Write out all of the records precisely. Skip anything that is a picture.

Raw records

[START]

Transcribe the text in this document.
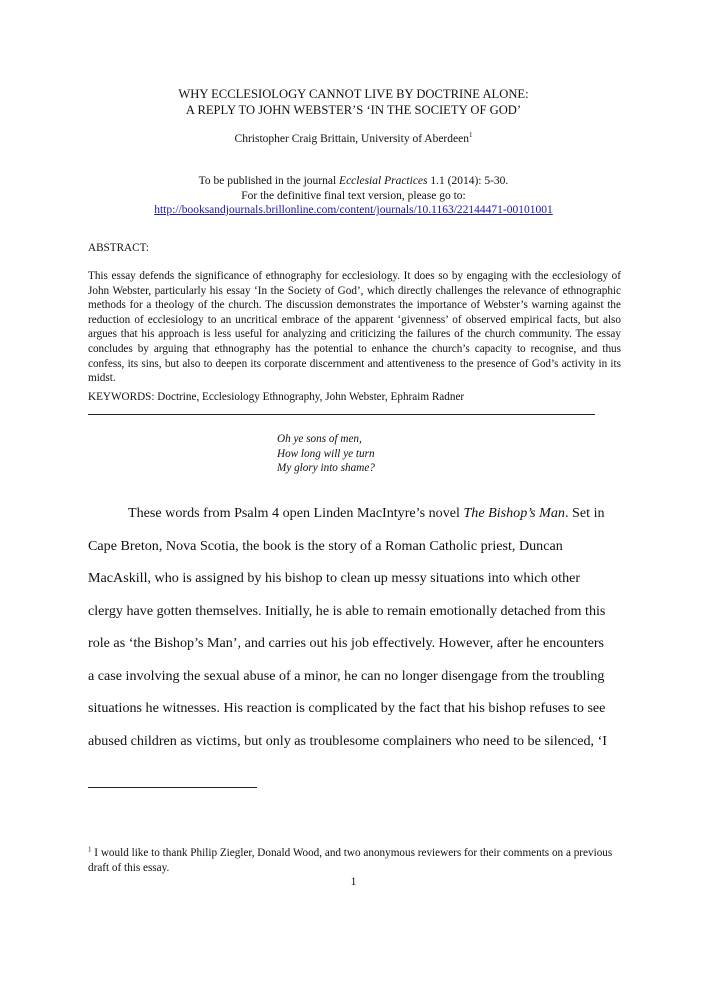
WHY ECCLESIOLOGY CANNOT LIVE BY DOCTRINE ALONE:
A REPLY TO JOHN WEBSTER’S ‘IN THE SOCIETY OF GOD’
Christopher Craig Brittain, University of Aberdeen$^1$
To be published in the journal Ecclesial Practices 1.1 (2014): 5-30.
For the definitive final text version, please go to:
http://booksandjournals.brillonline.com/content/journals/10.1163/22144471-00101001
ABSTRACT:
This essay defends the significance of ethnography for ecclesiology. It does so by engaging with the ecclesiology of John Webster, particularly his essay ‘In the Society of God’, which directly challenges the relevance of ethnographic methods for a theology of the church. The discussion demonstrates the importance of Webster’s warning against the reduction of ecclesiology to an uncritical embrace of the apparent ‘givenness’ of observed empirical facts, but also argues that his approach is less useful for analyzing and criticizing the failures of the church community. The essay concludes by arguing that ethnography has the potential to enhance the church’s capacity to recognise, and thus confess, its sins, but also to deepen its corporate discernment and attentiveness to the presence of God’s activity in its midst.
KEYWORDS: Doctrine, Ecclesiology Ethnography, John Webster, Ephraim Radner
Oh ye sons of men,
How long will ye turn
My glory into shame?
These words from Psalm 4 open Linden MacIntyre’s novel The Bishop’s Man. Set in
Cape Breton, Nova Scotia, the book is the story of a Roman Catholic priest, Duncan
MacAskill, who is assigned by his bishop to clean up messy situations into which other
clergy have gotten themselves. Initially, he is able to remain emotionally detached from this
role as ‘the Bishop’s Man’, and carries out his job effectively. However, after he encounters
a case involving the sexual abuse of a minor, he can no longer disengage from the troubling
situations he witnesses. His reaction is complicated by the fact that his bishop refuses to see
abused children as victims, but only as troublesome complainers who need to be silenced, ‘I
$^1$ I would like to thank Philip Ziegler, Donald Wood, and two anonymous reviewers for their comments on a previous draft of this essay.
1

[END]

### RESPONSE
Transcribe the text in this document.
WHY ECCLESIOLOGY CANNOT LIVE BY DOCTRINE ALONE:
A REPLY TO JOHN WEBSTER’S ‘IN THE SOCIETY OF GOD’
Christopher Craig Brittain, University of Aberdeen$^1$
To be published in the journal Ecclesial Practices 1.1 (2014): 5-30.
For the definitive final text version, please go to:
http://booksandjournals.brillonline.com/content/journals/10.1163/22144471-00101001
ABSTRACT:
This essay defends the significance of ethnography for ecclesiology. It does so by engaging with the ecclesiology of John Webster, particularly his essay ‘In the Society of God’, which directly challenges the relevance of ethnographic methods for a theology of the church. The discussion demonstrates the importance of Webster’s warning against the reduction of ecclesiology to an uncritical embrace of the apparent ‘givenness’ of observed empirical facts, but also argues that his approach is less useful for analyzing and criticizing the failures of the church community. The essay concludes by arguing that ethnography has the potential to enhance the church’s capacity to recognise, and thus confess, its sins, but also to deepen its corporate discernment and attentiveness to the presence of God’s activity in its midst.
KEYWORDS: Doctrine, Ecclesiology Ethnography, John Webster, Ephraim Radner
Oh ye sons of men,
How long will ye turn
My glory into shame?
These words from Psalm 4 open Linden MacIntyre’s novel The Bishop’s Man. Set in
Cape Breton, Nova Scotia, the book is the story of a Roman Catholic priest, Duncan
MacAskill, who is assigned by his bishop to clean up messy situations into which other
clergy have gotten themselves. Initially, he is able to remain emotionally detached from this
role as ‘the Bishop’s Man’, and carries out his job effectively. However, after he encounters
a case involving the sexual abuse of a minor, he can no longer disengage from the troubling
situations he witnesses. His reaction is complicated by the fact that his bishop refuses to see
abused children as victims, but only as troublesome complainers who need to be silenced, ‘I
$^1$ I would like to thank Philip Ziegler, Donald Wood, and two anonymous reviewers for their comments on a previous draft of this essay.
1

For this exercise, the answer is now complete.